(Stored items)
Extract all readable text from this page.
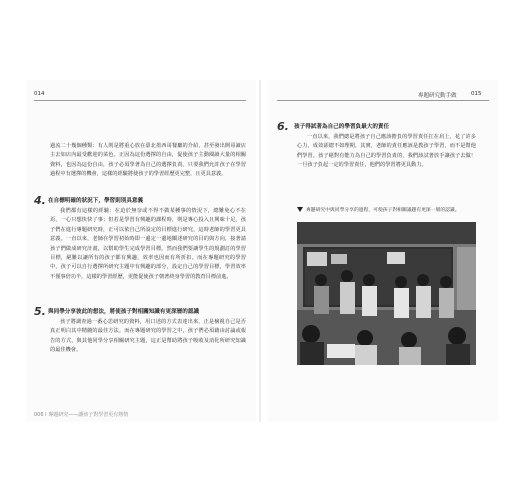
014
過流二十幾個種類：有人則是將重心放在臺北墨西哥餐廳的介紹，甚至發出開哥讀店主去如店內最受歡迎的菜色。正因為這份選擇的自由，促使孩子主動閱讀大量的相關資料，也因為這份自由，孩子必須學著為自己的選擇負責。只要我們允許孩子在學習過程中有選擇的機會，這樣的經驗將使孩子的學習經歷更完整，且更具意義。
4. 在自標明確的狀況下，學習則別具意義
我們都有這樣的經驗：在迫於無奈或不得不做某種事的情況下，總難免心不在焉，一心只想快快了事；但若是學習有興趣的課程時，則是專心投入且興味十足。孩子們在進行專題研究時，正可以依自己所設定的目標進行研究，這時老師的學習更具意義。一直以來，老師在學習初始時即一邊定一邊地闡述研究的目的與方向，接著請孩子們做成研究計畫，以幫助學生完成學習目標。然而我們要讓學生的規劃訂的學習目標，絕難以讓所有的孩子都有興趣，效率也因而有所折扣。而在專題研究的學習中，孩子可以自行選擇所研究主題中有興趣的部分，設定自己的學習目標，學習效率不僅事倍功半，這樣的學習經歷，更能促使孩子朝著終身學習的教育目標前進。
5. 與同學分享彼此的想法，將使孩子對相關知識有更深層的認識
孩子將調查過一番心思研究的資料，用口述的方式表達出來，正是檢視自己是否真正明白其中精髓的最佳方法。而在專題研究的學習之中，孩子們必須藉由討論或報告的方式，與其他同學分享相關研究主題，這正是幫助將孩子吸收及消化所研究知識的最佳機會。
006 I 專題研究——讓孩子對學習更有熱情
專題研究動手做	015
6. 孩子得試著為自己的學習負最大的責任
一直以來，我們總是將孩子自己應該擔負的學習責任扛在肩上，花了許多心力，成效卻總不如理期。其實，老師的責任應該是教孩子學習，而不是幫他們學習。孩子絕對有能力為自己的學習負責的，我們該試著放手讓孩子去做！一旦孩子負起一定的學習責任，他們的學習將更具動力。
專題研究中與同學分享的過程，可使孩子對相關議題有更深一層的認識。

Task instructions: Go through the listing above and write it all out exactly, leaving out any picture.

Answer below:
Extract all readable text from this page.
014
過流二十幾個種類：有人則是將重心放在臺北墨西哥餐廳的介紹，甚至發出開哥讀店主去如店內最受歡迎的菜色。正因為這份選擇的自由，促使孩子主動閱讀大量的相關資料，也因為這份自由，孩子必須學著為自己的選擇負責。只要我們允許孩子在學習過程中有選擇的機會，這樣的經驗將使孩子的學習經歷更完整，且更具意義。
4. 在自標明確的狀況下，學習則別具意義
我們都有這樣的經驗：在迫於無奈或不得不做某種事的情況下，總難免心不在焉，一心只想快快了事；但若是學習有興趣的課程時，則是專心投入且興味十足。孩子們在進行專題研究時，正可以依自己所設定的目標進行研究，這時老師的學習更具意義。一直以來，老師在學習初始時即一邊定一邊地闡述研究的目的與方向，接著請孩子們做成研究計畫，以幫助學生完成學習目標。然而我們要讓學生的規劃訂的學習目標，絕難以讓所有的孩子都有興趣，效率也因而有所折扣。而在專題研究的學習中，孩子可以自行選擇所研究主題中有興趣的部分，設定自己的學習目標，學習效率不僅事倍功半，這樣的學習經歷，更能促使孩子朝著終身學習的教育目標前進。
5. 與同學分享彼此的想法，將使孩子對相關知識有更深層的認識
孩子將調查過一番心思研究的資料，用口述的方式表達出來，正是檢視自己是否真正明白其中精髓的最佳方法。而在專題研究的學習之中，孩子們必須藉由討論或報告的方式，與其他同學分享相關研究主題，這正是幫助將孩子吸收及消化所研究知識的最佳機會。
006 I 專題研究——讓孩子對學習更有熱情
專題研究動手做	015
6. 孩子得試著為自己的學習負最大的責任
一直以來，我們總是將孩子自己應該擔負的學習責任扛在肩上，花了許多心力，成效卻總不如理期。其實，老師的責任應該是教孩子學習，而不是幫他們學習。孩子絕對有能力為自己的學習負責的，我們該試著放手讓孩子去做！一旦孩子負起一定的學習責任，他們的學習將更具動力。
專題研究中與同學分享的過程，可使孩子對相關議題有更深一層的認識。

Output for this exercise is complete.